### Instructions to follow
Produce a word-for-word copy of the listing below without its pictures.
---
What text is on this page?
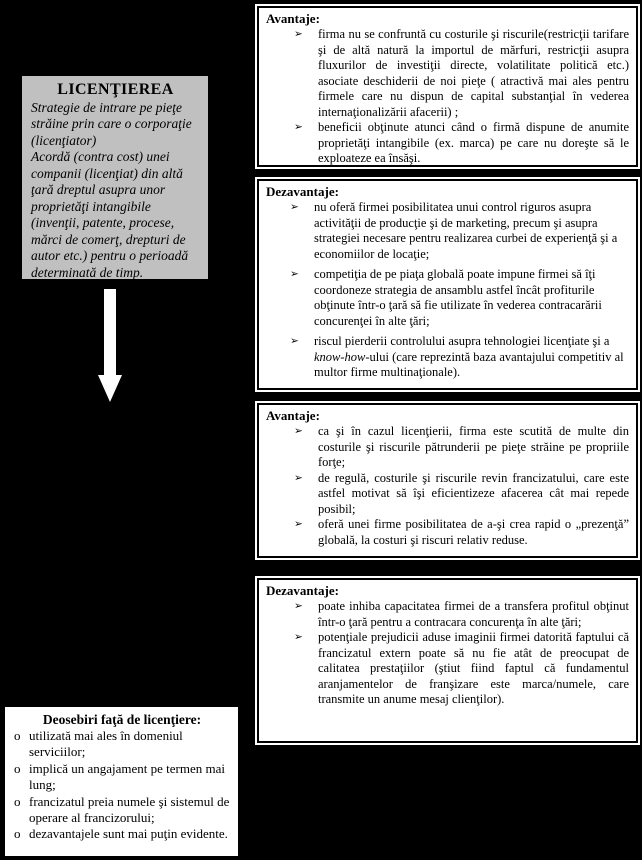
LICENŢIEREA

Strategie de intrare pe pieţe străine prin care o corporaţie (licenţiator)

Acordă (contra cost) unei companii (licenţiat) din altă ţară dreptul asupra unor proprietăţi intangibile (invenţii, patente, procese, mărci de comerţ, drepturi de autor etc.) pentru o perioadă determinată de timp.

Avantaje:
➢	firma nu se confruntă cu costurile şi riscurile(restricţii tarifare şi de altă natură la importul de mărfuri, restricţii asupra fluxurilor de investiţii directe, volatilitate politică etc.) asociate deschiderii de noi pieţe ( atractivă mai ales pentru firmele care nu dispun de capital substanţial în vederea internaţionalizării afacerii) ;
➢	beneficii obţinute atunci când o firmă dispune de anumite proprietăţi intangibile (ex. marca) pe care nu doreşte să le exploateze ea însăşi.
Dezavantaje:
➢	nu oferă firmei posibilitatea unui control riguros asupra activităţii de producţie şi de marketing, precum şi asupra strategiei necesare pentru realizarea curbei de experienţă şi a economiilor de locaţie;
➢	competiţia de pe piaţa globală poate impune firmei să îţi coordoneze strategia de ansamblu astfel încât profiturile obţinute într-o ţară să fie utilizate în vederea contracarării concurenţei în alte ţări;
➢	riscul pierderii controlului asupra tehnologiei licenţiate şi a know-how-ului (care reprezintă baza avantajului competitiv al multor firme multinaţionale).
Avantaje:
➢	ca şi în cazul licenţierii, firma este scutită de multe din costurile şi riscurile pătrunderii pe pieţe străine pe propriile forţe;
➢	de regulă, costurile şi riscurile revin francizatului, care este astfel motivat să îşi eficientizeze afacerea cât mai repede posibil;
➢	oferă unei firme posibilitatea de a-şi crea rapid o „prezenţă” globală, la costuri şi riscuri relativ reduse.
Dezavantaje:
➢	poate inhiba capacitatea firmei de a transfera profitul obţinut într-o ţară pentru a contracara concurenţa în alte ţări;
➢	potenţiale prejudicii aduse imaginii firmei datorită faptului că francizatul extern poate să nu fie atât de preocupat de calitatea prestaţiilor (ştiut fiind faptul că fundamentul aranjamentelor de franşizare este marca/numele, care transmite un anume mesaj clienţilor).
Deosebiri faţă de licenţiere:
o utilizată mai ales în domeniul serviciilor;
o implică un angajament pe termen mai lung;
o francizatul preia numele şi sistemul de operare al francizorului;
o dezavantajele sunt mai puţin evidente.
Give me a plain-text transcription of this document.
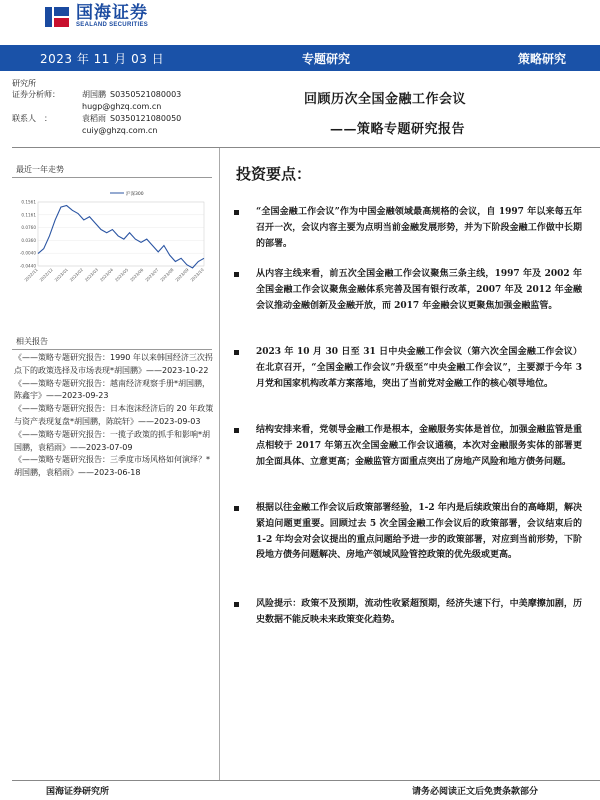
国海证券
SEALAND SECURITIES
2023 年 11 月 03 日	专题研究	策略研究
研究所
证券分析师：	胡国鹏 S0350521080003
hugp@ghzq.com.cn
联系人　：	袁稻雨 S0350121080050
cuiy@ghzq.com.cn
回顾历次全国金融工作会议
——策略专题研究报告
最近一年走势
0.1561
0.1161
0.0760
0.0360
-0.0040
-0.0440
2022/11 2022/12 2023/01 2023/02 2023/03 2023/04 2023/05 2023/06 2023/07 2023/08 2023/09 2023/10
沪深300
相关报告
《——策略专题研究报告：1990 年以来韩国经济三次拐点下的政策选择及市场表现*胡国鹏》——2023-10-22
《——策略专题研究报告：越南经济观察手册*胡国鹏，陈鑫宇》——2023-09-23
《——策略专题研究报告：日本泡沫经济后的 20 年政策与资产表现复盘*胡国鹏，陈皖轩》——2023-09-03
《——策略专题研究报告：一揽子政策的抓手和影响*胡国鹏，袁稻雨》——2023-07-09
《——策略专题研究报告：三季度市场风格如何演绎？*胡国鹏，袁稻雨》——2023-06-18
投资要点：
“全国金融工作会议”作为中国金融领域最高规格的会议，自 1997 年以来每五年召开一次，会议内容主要为点明当前金融发展形势，并为下阶段金融工作做中长期的部署。
从内容主线来看，前五次全国金融工作会议聚焦三条主线，1997 年及 2002 年全国金融工作会议聚焦金融体系完善及国有银行改革，2007 年及 2012 年金融会议推动金融创新及金融开放，而 2017 年金融会议更聚焦加强金融监管。
2023 年 10 月 30 日至 31 日中央金融工作会议（第六次全国金融工作会议）在北京召开，“全国金融工作会议”升级至“中央金融工作会议”，主要源于今年 3 月党和国家机构改革方案落地，突出了当前党对金融工作的核心领导地位。
结构安排来看，党领导金融工作是根本，金融服务实体是首位，加强金融监管是重点相较于 2017 年第五次全国金融工作会议通稿，本次对金融服务实体的部署更加全面具体、立意更高；金融监管方面重点突出了房地产风险和地方债务问题。
根据以往金融工作会议后政策部署经验，1-2 年内是后续政策出台的高峰期，解决紧迫问题更重要。回顾过去 5 次全国金融工作会议后的政策部署，会议结束后的 1-2 年均会对会议提出的重点问题给予进一步的政策部署，对应到当前形势，下阶段地方债务问题解决、房地产领域风险管控政策的优先级或更高。
风险提示：政策不及预期，流动性收紧超预期，经济失速下行，中美摩擦加剧，历史数据不能反映未来政策变化趋势。
国海证券研究所	请务必阅读正文后免责条款部分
---
### Written response
What text is on this page?
LICENŢIEREA

Strategie de intrare pe pieţe străine prin care o corporaţie (licenţiator)

Acordă (contra cost) unei companii (licenţiat) din altă ţară dreptul asupra unor proprietăţi intangibile (invenţii, patente, procese, mărci de comerţ, drepturi de autor etc.) pentru o perioadă determinată de timp.

Avantaje:
➢	firma nu se confruntă cu costurile şi riscurile(restricţii tarifare şi de altă natură la importul de mărfuri, restricţii asupra fluxurilor de investiţii directe, volatilitate politică etc.) asociate deschiderii de noi pieţe ( atractivă mai ales pentru firmele care nu dispun de capital substanţial în vederea internaţionalizării afacerii) ;
➢	beneficii obţinute atunci când o firmă dispune de anumite proprietăţi intangibile (ex. marca) pe care nu doreşte să le exploateze ea însăşi.
Dezavantaje:
➢	nu oferă firmei posibilitatea unui control riguros asupra activităţii de producţie şi de marketing, precum şi asupra strategiei necesare pentru realizarea curbei de experienţă şi a economiilor de locaţie;
➢	competiţia de pe piaţa globală poate impune firmei să îţi coordoneze strategia de ansamblu astfel încât profiturile obţinute într-o ţară să fie utilizate în vederea contracarării concurenţei în alte ţări;
➢	riscul pierderii controlului asupra tehnologiei licenţiate şi a know-how-ului (care reprezintă baza avantajului competitiv al multor firme multinaţionale).
Avantaje:
➢	ca şi în cazul licenţierii, firma este scutită de multe din costurile şi riscurile pătrunderii pe pieţe străine pe propriile forţe;
➢	de regulă, costurile şi riscurile revin francizatului, care este astfel motivat să îşi eficientizeze afacerea cât mai repede posibil;
➢	oferă unei firme posibilitatea de a-şi crea rapid o „prezenţă” globală, la costuri şi riscuri relativ reduse.
Dezavantaje:
➢	poate inhiba capacitatea firmei de a transfera profitul obţinut într-o ţară pentru a contracara concurenţa în alte ţări;
➢	potenţiale prejudicii aduse imaginii firmei datorită faptului că francizatul extern poate să nu fie atât de preocupat de calitatea prestaţiilor (ştiut fiind faptul că fundamentul aranjamentelor de franşizare este marca/numele, care transmite un anume mesaj clienţilor).
Deosebiri faţă de licenţiere:
o utilizată mai ales în domeniul serviciilor;
o implică un angajament pe termen mai lung;
o francizatul preia numele şi sistemul de operare al francizorului;
o dezavantajele sunt mai puţin evidente.
Give me a plain-text transcription of this document.
国海证券
SEALAND SECURITIES
2023 年 11 月 03 日	专题研究	策略研究
研究所
证券分析师：	胡国鹏 S0350521080003
hugp@ghzq.com.cn
联系人　：	袁稻雨 S0350121080050
cuiy@ghzq.com.cn
回顾历次全国金融工作会议
——策略专题研究报告
最近一年走势
0.1561
0.1161
0.0760
0.0360
-0.0040
-0.0440
2022/11 2022/12 2023/01 2023/02 2023/03 2023/04 2023/05 2023/06 2023/07 2023/08 2023/09 2023/10
沪深300
相关报告
《——策略专题研究报告：1990 年以来韩国经济三次拐点下的政策选择及市场表现*胡国鹏》——2023-10-22
《——策略专题研究报告：越南经济观察手册*胡国鹏，陈鑫宇》——2023-09-23
《——策略专题研究报告：日本泡沫经济后的 20 年政策与资产表现复盘*胡国鹏，陈皖轩》——2023-09-03
《——策略专题研究报告：一揽子政策的抓手和影响*胡国鹏，袁稻雨》——2023-07-09
《——策略专题研究报告：三季度市场风格如何演绎？*胡国鹏，袁稻雨》——2023-06-18
投资要点：
“全国金融工作会议”作为中国金融领域最高规格的会议，自 1997 年以来每五年召开一次，会议内容主要为点明当前金融发展形势，并为下阶段金融工作做中长期的部署。
从内容主线来看，前五次全国金融工作会议聚焦三条主线，1997 年及 2002 年全国金融工作会议聚焦金融体系完善及国有银行改革，2007 年及 2012 年金融会议推动金融创新及金融开放，而 2017 年金融会议更聚焦加强金融监管。
2023 年 10 月 30 日至 31 日中央金融工作会议（第六次全国金融工作会议）在北京召开，“全国金融工作会议”升级至“中央金融工作会议”，主要源于今年 3 月党和国家机构改革方案落地，突出了当前党对金融工作的核心领导地位。
结构安排来看，党领导金融工作是根本，金融服务实体是首位，加强金融监管是重点相较于 2017 年第五次全国金融工作会议通稿，本次对金融服务实体的部署更加全面具体、立意更高；金融监管方面重点突出了房地产风险和地方债务问题。
根据以往金融工作会议后政策部署经验，1-2 年内是后续政策出台的高峰期，解决紧迫问题更重要。回顾过去 5 次全国金融工作会议后的政策部署，会议结束后的 1-2 年均会对会议提出的重点问题给予进一步的政策部署，对应到当前形势，下阶段地方债务问题解决、房地产领域风险管控政策的优先级或更高。
风险提示：政策不及预期，流动性收紧超预期，经济失速下行，中美摩擦加剧，历史数据不能反映未来政策变化趋势。
国海证券研究所	请务必阅读正文后免责条款部分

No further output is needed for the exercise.